Problem to solve
Return all lines in the material below that contain "color".

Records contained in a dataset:
_____
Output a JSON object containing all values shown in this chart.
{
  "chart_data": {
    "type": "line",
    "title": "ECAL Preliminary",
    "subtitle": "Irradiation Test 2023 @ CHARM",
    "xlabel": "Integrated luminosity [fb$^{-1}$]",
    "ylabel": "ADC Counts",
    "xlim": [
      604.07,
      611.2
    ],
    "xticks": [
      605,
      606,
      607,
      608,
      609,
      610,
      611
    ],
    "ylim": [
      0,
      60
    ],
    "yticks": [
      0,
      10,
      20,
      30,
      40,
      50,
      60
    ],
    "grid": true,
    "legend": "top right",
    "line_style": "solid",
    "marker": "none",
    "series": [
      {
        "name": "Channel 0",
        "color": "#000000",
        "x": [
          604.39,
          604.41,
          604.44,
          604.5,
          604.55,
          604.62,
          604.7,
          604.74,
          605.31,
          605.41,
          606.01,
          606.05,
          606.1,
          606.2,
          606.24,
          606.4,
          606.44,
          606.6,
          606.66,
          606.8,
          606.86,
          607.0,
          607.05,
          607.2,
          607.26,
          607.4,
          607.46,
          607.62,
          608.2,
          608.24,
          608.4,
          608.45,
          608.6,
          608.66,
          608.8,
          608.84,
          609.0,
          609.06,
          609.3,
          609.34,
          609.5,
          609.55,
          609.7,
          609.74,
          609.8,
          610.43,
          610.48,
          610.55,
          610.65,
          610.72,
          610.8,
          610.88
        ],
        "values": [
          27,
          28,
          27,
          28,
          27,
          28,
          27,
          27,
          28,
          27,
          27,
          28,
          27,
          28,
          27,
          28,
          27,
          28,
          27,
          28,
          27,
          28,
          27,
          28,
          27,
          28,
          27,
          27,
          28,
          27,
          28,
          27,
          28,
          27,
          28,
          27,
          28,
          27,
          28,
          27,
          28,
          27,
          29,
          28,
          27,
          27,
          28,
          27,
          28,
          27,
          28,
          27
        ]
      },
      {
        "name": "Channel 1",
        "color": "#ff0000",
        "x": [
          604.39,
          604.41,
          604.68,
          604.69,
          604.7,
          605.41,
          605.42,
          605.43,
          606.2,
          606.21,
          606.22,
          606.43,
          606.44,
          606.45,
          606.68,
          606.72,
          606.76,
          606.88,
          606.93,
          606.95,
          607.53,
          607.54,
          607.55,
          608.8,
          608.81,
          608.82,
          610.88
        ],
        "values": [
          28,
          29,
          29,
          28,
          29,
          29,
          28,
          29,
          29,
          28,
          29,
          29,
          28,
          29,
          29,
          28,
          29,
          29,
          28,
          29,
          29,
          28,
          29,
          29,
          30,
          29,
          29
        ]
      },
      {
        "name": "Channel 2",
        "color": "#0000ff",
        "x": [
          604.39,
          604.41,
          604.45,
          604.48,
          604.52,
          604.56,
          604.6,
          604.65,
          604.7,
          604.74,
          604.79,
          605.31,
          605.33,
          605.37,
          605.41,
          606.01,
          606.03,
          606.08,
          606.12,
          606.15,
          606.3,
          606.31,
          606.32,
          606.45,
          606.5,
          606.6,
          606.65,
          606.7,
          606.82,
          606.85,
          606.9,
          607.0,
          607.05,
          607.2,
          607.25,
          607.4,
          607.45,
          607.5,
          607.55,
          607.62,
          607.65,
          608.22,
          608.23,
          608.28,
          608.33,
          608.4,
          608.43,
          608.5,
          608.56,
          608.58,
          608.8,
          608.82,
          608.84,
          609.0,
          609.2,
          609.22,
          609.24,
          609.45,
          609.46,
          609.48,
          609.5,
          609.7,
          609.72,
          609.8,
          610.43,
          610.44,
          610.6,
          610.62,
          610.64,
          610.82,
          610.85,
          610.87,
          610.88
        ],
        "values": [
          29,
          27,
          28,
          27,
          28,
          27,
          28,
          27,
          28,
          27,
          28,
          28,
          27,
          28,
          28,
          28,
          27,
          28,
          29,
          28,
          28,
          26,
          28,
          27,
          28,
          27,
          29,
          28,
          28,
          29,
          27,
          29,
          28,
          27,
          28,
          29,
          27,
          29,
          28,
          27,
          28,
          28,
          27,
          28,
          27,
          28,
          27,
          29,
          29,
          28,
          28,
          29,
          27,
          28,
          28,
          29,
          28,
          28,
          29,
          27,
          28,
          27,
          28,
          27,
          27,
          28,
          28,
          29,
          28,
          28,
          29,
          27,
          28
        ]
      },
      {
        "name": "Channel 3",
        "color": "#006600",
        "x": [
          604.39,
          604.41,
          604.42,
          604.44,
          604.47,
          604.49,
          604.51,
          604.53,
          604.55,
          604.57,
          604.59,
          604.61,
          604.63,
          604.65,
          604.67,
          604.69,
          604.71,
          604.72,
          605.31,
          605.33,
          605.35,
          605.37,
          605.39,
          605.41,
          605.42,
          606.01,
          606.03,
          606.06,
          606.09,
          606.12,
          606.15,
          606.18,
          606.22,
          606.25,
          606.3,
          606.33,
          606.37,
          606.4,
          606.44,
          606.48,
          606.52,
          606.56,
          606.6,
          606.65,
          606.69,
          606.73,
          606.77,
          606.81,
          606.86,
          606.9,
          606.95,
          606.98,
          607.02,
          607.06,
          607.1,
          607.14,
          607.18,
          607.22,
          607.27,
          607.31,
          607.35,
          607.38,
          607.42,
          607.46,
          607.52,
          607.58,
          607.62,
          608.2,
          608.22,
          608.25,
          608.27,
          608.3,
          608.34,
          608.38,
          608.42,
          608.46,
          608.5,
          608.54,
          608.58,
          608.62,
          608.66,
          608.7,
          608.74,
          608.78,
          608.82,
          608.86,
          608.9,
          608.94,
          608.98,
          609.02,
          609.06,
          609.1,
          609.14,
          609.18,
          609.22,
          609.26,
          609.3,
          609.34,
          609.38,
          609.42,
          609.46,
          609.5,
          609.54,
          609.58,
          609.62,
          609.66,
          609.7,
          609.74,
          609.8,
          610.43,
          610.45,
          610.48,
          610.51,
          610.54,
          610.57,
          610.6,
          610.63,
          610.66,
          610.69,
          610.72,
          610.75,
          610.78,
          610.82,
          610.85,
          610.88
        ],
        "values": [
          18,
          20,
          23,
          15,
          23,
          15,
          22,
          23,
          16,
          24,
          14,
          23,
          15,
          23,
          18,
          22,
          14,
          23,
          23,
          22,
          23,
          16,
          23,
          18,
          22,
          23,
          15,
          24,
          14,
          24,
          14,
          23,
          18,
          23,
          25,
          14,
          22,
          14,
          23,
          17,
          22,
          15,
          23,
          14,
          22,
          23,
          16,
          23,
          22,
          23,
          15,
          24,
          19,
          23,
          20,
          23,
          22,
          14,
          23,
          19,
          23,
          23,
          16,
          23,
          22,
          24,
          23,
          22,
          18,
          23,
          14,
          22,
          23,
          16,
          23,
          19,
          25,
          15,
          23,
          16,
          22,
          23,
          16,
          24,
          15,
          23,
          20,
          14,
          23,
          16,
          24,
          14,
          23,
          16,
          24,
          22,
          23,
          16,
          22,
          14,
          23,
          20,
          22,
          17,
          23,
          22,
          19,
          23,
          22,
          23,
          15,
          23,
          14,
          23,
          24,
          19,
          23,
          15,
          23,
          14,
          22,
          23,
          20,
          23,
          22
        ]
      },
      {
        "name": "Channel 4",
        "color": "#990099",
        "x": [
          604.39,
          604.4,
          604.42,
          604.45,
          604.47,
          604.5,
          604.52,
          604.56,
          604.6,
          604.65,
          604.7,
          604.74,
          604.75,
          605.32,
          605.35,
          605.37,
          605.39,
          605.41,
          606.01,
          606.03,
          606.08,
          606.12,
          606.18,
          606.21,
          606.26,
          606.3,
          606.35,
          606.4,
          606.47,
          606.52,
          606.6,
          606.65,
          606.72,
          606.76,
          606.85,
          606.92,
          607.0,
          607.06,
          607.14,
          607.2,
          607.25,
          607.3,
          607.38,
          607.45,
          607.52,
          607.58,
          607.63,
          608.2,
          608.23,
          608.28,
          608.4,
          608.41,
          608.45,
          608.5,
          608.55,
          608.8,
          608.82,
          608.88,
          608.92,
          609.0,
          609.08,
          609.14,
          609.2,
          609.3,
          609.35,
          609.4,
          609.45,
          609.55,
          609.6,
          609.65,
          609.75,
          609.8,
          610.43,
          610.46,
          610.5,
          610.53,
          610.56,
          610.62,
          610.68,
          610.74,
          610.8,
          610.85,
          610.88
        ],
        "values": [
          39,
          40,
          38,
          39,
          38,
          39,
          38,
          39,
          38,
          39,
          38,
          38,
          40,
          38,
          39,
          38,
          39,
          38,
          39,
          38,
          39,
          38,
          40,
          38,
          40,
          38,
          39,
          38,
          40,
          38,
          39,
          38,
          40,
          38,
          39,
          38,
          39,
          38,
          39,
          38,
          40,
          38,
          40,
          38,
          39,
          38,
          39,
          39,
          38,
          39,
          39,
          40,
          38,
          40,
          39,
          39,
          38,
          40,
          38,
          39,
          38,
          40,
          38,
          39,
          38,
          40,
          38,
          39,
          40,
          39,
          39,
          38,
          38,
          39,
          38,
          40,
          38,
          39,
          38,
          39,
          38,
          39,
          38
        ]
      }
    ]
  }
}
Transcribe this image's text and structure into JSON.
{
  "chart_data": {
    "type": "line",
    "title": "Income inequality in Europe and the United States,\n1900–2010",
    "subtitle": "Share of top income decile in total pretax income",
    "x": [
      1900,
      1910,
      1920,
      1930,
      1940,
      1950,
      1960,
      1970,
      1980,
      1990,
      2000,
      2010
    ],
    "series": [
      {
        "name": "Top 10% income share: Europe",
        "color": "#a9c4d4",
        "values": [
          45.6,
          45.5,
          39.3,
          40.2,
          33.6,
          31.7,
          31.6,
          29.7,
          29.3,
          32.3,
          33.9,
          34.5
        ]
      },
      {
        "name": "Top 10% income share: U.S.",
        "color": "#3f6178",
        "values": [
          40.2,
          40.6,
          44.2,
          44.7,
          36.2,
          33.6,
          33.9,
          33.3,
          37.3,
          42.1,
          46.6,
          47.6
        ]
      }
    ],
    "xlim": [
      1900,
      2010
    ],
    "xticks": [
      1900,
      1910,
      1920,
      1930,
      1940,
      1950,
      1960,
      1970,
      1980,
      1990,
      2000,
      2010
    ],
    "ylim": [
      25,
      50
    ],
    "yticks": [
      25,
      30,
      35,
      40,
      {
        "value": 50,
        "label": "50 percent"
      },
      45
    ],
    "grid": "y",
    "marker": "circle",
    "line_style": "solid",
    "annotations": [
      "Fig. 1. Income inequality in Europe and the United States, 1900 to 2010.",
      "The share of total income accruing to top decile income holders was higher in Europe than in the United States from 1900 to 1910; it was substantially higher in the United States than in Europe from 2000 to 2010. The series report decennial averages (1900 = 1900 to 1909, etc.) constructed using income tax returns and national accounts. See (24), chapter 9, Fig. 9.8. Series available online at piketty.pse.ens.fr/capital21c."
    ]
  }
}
_____
Solution
        "color": "#000000",
        "color": "#ff0000",
        "color": "#0000ff",
        "color": "#006600",
        "color": "#990099",
        "color": "#a9c4d4",
        "color": "#3f6178",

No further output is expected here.